Figure record extracts
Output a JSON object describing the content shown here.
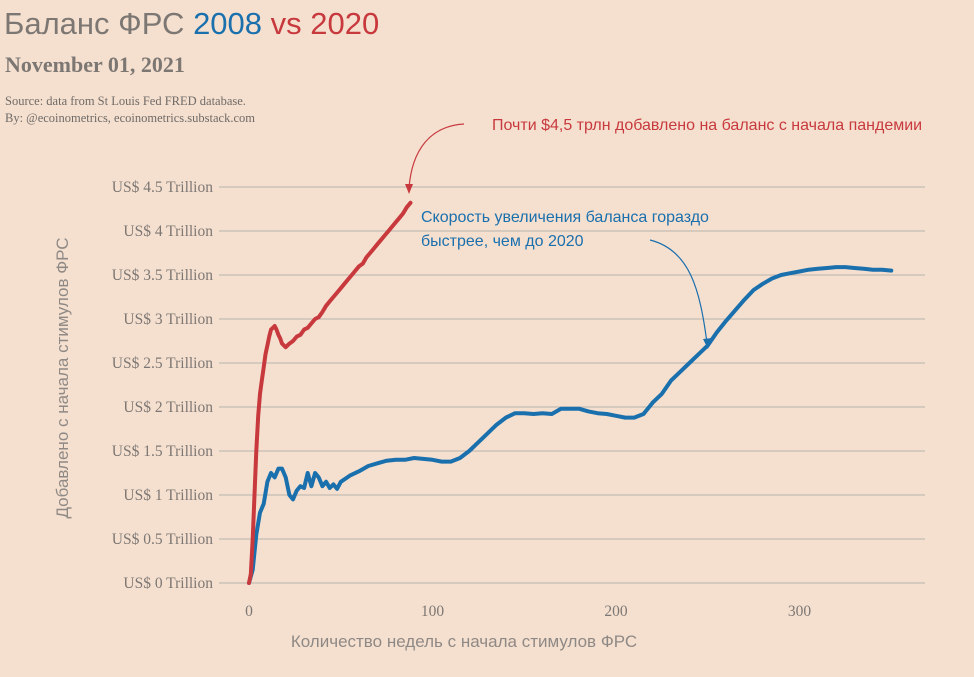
{
  "header": {
    "title_prefix": "Баланс ФРС",
    "title_a": "2008",
    "title_vs": "vs",
    "title_b": "2020",
    "date": "November 01, 2021",
    "source_line1": "Source: data from  St Louis Fed FRED database.",
    "source_line2": "By: @ecoinometrics, ecoinometrics.substack.com"
  },
  "colors": {
    "background": "#f5e0d0",
    "series_2008": "#1a6fad",
    "series_2020": "#c8393d",
    "grid": "#b8b2ad",
    "text": "#7d7773"
  },
  "chart_data": {
    "type": "line",
    "xlabel": "Количество недель с начала стимулов ФРС",
    "ylabel": "Добавлено с начала стимулов ФРС",
    "xlim": [
      -15,
      370
    ],
    "ylim": [
      0,
      4.6
    ],
    "x_ticks": [
      0,
      100,
      200,
      300
    ],
    "y_ticks": [
      {
        "value": 0,
        "label": "US$ 0 Trillion"
      },
      {
        "value": 0.5,
        "label": "US$ 0.5 Trillion"
      },
      {
        "value": 1,
        "label": "US$ 1 Trillion"
      },
      {
        "value": 1.5,
        "label": "US$ 1.5 Trillion"
      },
      {
        "value": 2,
        "label": "US$ 2 Trillion"
      },
      {
        "value": 2.5,
        "label": "US$ 2.5 Trillion"
      },
      {
        "value": 3,
        "label": "US$ 3 Trillion"
      },
      {
        "value": 3.5,
        "label": "US$ 3.5 Trillion"
      },
      {
        "value": 4,
        "label": "US$ 4 Trillion"
      },
      {
        "value": 4.5,
        "label": "US$ 4.5 Trillion"
      }
    ],
    "grid": true,
    "series": [
      {
        "name": "2008",
        "x": [
          0,
          2,
          4,
          6,
          8,
          10,
          12,
          14,
          16,
          18,
          20,
          22,
          24,
          26,
          28,
          30,
          32,
          34,
          36,
          38,
          40,
          42,
          44,
          46,
          48,
          50,
          55,
          60,
          65,
          70,
          75,
          80,
          85,
          90,
          95,
          100,
          105,
          110,
          115,
          120,
          125,
          130,
          135,
          140,
          145,
          150,
          155,
          160,
          165,
          170,
          175,
          180,
          185,
          190,
          195,
          200,
          205,
          210,
          215,
          220,
          225,
          230,
          235,
          240,
          245,
          250,
          255,
          260,
          265,
          270,
          275,
          280,
          285,
          290,
          295,
          300,
          305,
          310,
          315,
          320,
          325,
          330,
          335,
          340,
          345,
          350
        ],
        "values": [
          0.0,
          0.15,
          0.55,
          0.8,
          0.9,
          1.15,
          1.25,
          1.2,
          1.3,
          1.3,
          1.2,
          1.0,
          0.95,
          1.05,
          1.1,
          1.08,
          1.25,
          1.1,
          1.25,
          1.2,
          1.1,
          1.15,
          1.08,
          1.12,
          1.07,
          1.15,
          1.22,
          1.27,
          1.33,
          1.36,
          1.39,
          1.4,
          1.4,
          1.42,
          1.41,
          1.4,
          1.38,
          1.38,
          1.42,
          1.5,
          1.6,
          1.7,
          1.8,
          1.88,
          1.93,
          1.93,
          1.92,
          1.93,
          1.92,
          1.98,
          1.98,
          1.98,
          1.95,
          1.93,
          1.92,
          1.9,
          1.88,
          1.88,
          1.92,
          2.05,
          2.15,
          2.3,
          2.4,
          2.5,
          2.6,
          2.7,
          2.85,
          2.98,
          3.1,
          3.22,
          3.33,
          3.4,
          3.46,
          3.5,
          3.52,
          3.54,
          3.56,
          3.57,
          3.58,
          3.59,
          3.59,
          3.58,
          3.57,
          3.56,
          3.56,
          3.55
        ]
      },
      {
        "name": "2020",
        "x": [
          0,
          1,
          2,
          3,
          4,
          5,
          6,
          7,
          8,
          9,
          10,
          11,
          12,
          13,
          14,
          15,
          16,
          17,
          18,
          19,
          20,
          22,
          24,
          26,
          28,
          30,
          32,
          34,
          36,
          38,
          40,
          42,
          44,
          46,
          48,
          50,
          52,
          54,
          56,
          58,
          60,
          62,
          64,
          66,
          68,
          70,
          72,
          74,
          76,
          78,
          80,
          82,
          84,
          86,
          88
        ],
        "values": [
          0.0,
          0.1,
          0.5,
          1.0,
          1.5,
          1.9,
          2.15,
          2.3,
          2.45,
          2.6,
          2.7,
          2.8,
          2.88,
          2.9,
          2.92,
          2.88,
          2.82,
          2.78,
          2.72,
          2.7,
          2.68,
          2.72,
          2.75,
          2.8,
          2.82,
          2.88,
          2.9,
          2.95,
          3.0,
          3.02,
          3.08,
          3.15,
          3.2,
          3.25,
          3.3,
          3.35,
          3.4,
          3.45,
          3.5,
          3.55,
          3.6,
          3.63,
          3.7,
          3.75,
          3.8,
          3.85,
          3.9,
          3.95,
          4.0,
          4.05,
          4.1,
          4.15,
          4.2,
          4.27,
          4.32
        ]
      }
    ],
    "annotations": [
      {
        "id": "red_note",
        "text": "Почти $4,5 трлн добавлено на баланс с начала пандемии"
      },
      {
        "id": "blue_note_line1",
        "text": "Скорость увеличения баланса гораздо"
      },
      {
        "id": "blue_note_line2",
        "text": "быстрее, чем до 2020"
      }
    ]
  }
}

TASK OBJECTIVE:
Could you reproduce every record above exactly, leaving out the pictures?

THE ANSWER:
Output a JSON object describing the content shown here.
{
  "header": {
    "title_prefix": "Баланс ФРС",
    "title_a": "2008",
    "title_vs": "vs",
    "title_b": "2020",
    "date": "November 01, 2021",
    "source_line1": "Source: data from  St Louis Fed FRED database.",
    "source_line2": "By: @ecoinometrics, ecoinometrics.substack.com"
  },
  "colors": {
    "background": "#f5e0d0",
    "series_2008": "#1a6fad",
    "series_2020": "#c8393d",
    "grid": "#b8b2ad",
    "text": "#7d7773"
  },
  "chart_data": {
    "type": "line",
    "xlabel": "Количество недель с начала стимулов ФРС",
    "ylabel": "Добавлено с начала стимулов ФРС",
    "xlim": [
      -15,
      370
    ],
    "ylim": [
      0,
      4.6
    ],
    "x_ticks": [
      0,
      100,
      200,
      300
    ],
    "y_ticks": [
      {
        "value": 0,
        "label": "US$ 0 Trillion"
      },
      {
        "value": 0.5,
        "label": "US$ 0.5 Trillion"
      },
      {
        "value": 1,
        "label": "US$ 1 Trillion"
      },
      {
        "value": 1.5,
        "label": "US$ 1.5 Trillion"
      },
      {
        "value": 2,
        "label": "US$ 2 Trillion"
      },
      {
        "value": 2.5,
        "label": "US$ 2.5 Trillion"
      },
      {
        "value": 3,
        "label": "US$ 3 Trillion"
      },
      {
        "value": 3.5,
        "label": "US$ 3.5 Trillion"
      },
      {
        "value": 4,
        "label": "US$ 4 Trillion"
      },
      {
        "value": 4.5,
        "label": "US$ 4.5 Trillion"
      }
    ],
    "grid": true,
    "series": [
      {
        "name": "2008",
        "x": [
          0,
          2,
          4,
          6,
          8,
          10,
          12,
          14,
          16,
          18,
          20,
          22,
          24,
          26,
          28,
          30,
          32,
          34,
          36,
          38,
          40,
          42,
          44,
          46,
          48,
          50,
          55,
          60,
          65,
          70,
          75,
          80,
          85,
          90,
          95,
          100,
          105,
          110,
          115,
          120,
          125,
          130,
          135,
          140,
          145,
          150,
          155,
          160,
          165,
          170,
          175,
          180,
          185,
          190,
          195,
          200,
          205,
          210,
          215,
          220,
          225,
          230,
          235,
          240,
          245,
          250,
          255,
          260,
          265,
          270,
          275,
          280,
          285,
          290,
          295,
          300,
          305,
          310,
          315,
          320,
          325,
          330,
          335,
          340,
          345,
          350
        ],
        "values": [
          0.0,
          0.15,
          0.55,
          0.8,
          0.9,
          1.15,
          1.25,
          1.2,
          1.3,
          1.3,
          1.2,
          1.0,
          0.95,
          1.05,
          1.1,
          1.08,
          1.25,
          1.1,
          1.25,
          1.2,
          1.1,
          1.15,
          1.08,
          1.12,
          1.07,
          1.15,
          1.22,
          1.27,
          1.33,
          1.36,
          1.39,
          1.4,
          1.4,
          1.42,
          1.41,
          1.4,
          1.38,
          1.38,
          1.42,
          1.5,
          1.6,
          1.7,
          1.8,
          1.88,
          1.93,
          1.93,
          1.92,
          1.93,
          1.92,
          1.98,
          1.98,
          1.98,
          1.95,
          1.93,
          1.92,
          1.9,
          1.88,
          1.88,
          1.92,
          2.05,
          2.15,
          2.3,
          2.4,
          2.5,
          2.6,
          2.7,
          2.85,
          2.98,
          3.1,
          3.22,
          3.33,
          3.4,
          3.46,
          3.5,
          3.52,
          3.54,
          3.56,
          3.57,
          3.58,
          3.59,
          3.59,
          3.58,
          3.57,
          3.56,
          3.56,
          3.55
        ]
      },
      {
        "name": "2020",
        "x": [
          0,
          1,
          2,
          3,
          4,
          5,
          6,
          7,
          8,
          9,
          10,
          11,
          12,
          13,
          14,
          15,
          16,
          17,
          18,
          19,
          20,
          22,
          24,
          26,
          28,
          30,
          32,
          34,
          36,
          38,
          40,
          42,
          44,
          46,
          48,
          50,
          52,
          54,
          56,
          58,
          60,
          62,
          64,
          66,
          68,
          70,
          72,
          74,
          76,
          78,
          80,
          82,
          84,
          86,
          88
        ],
        "values": [
          0.0,
          0.1,
          0.5,
          1.0,
          1.5,
          1.9,
          2.15,
          2.3,
          2.45,
          2.6,
          2.7,
          2.8,
          2.88,
          2.9,
          2.92,
          2.88,
          2.82,
          2.78,
          2.72,
          2.7,
          2.68,
          2.72,
          2.75,
          2.8,
          2.82,
          2.88,
          2.9,
          2.95,
          3.0,
          3.02,
          3.08,
          3.15,
          3.2,
          3.25,
          3.3,
          3.35,
          3.4,
          3.45,
          3.5,
          3.55,
          3.6,
          3.63,
          3.7,
          3.75,
          3.8,
          3.85,
          3.9,
          3.95,
          4.0,
          4.05,
          4.1,
          4.15,
          4.2,
          4.27,
          4.32
        ]
      }
    ],
    "annotations": [
      {
        "id": "red_note",
        "text": "Почти $4,5 трлн добавлено на баланс с начала пандемии"
      },
      {
        "id": "blue_note_line1",
        "text": "Скорость увеличения баланса гораздо"
      },
      {
        "id": "blue_note_line2",
        "text": "быстрее, чем до 2020"
      }
    ]
  }
}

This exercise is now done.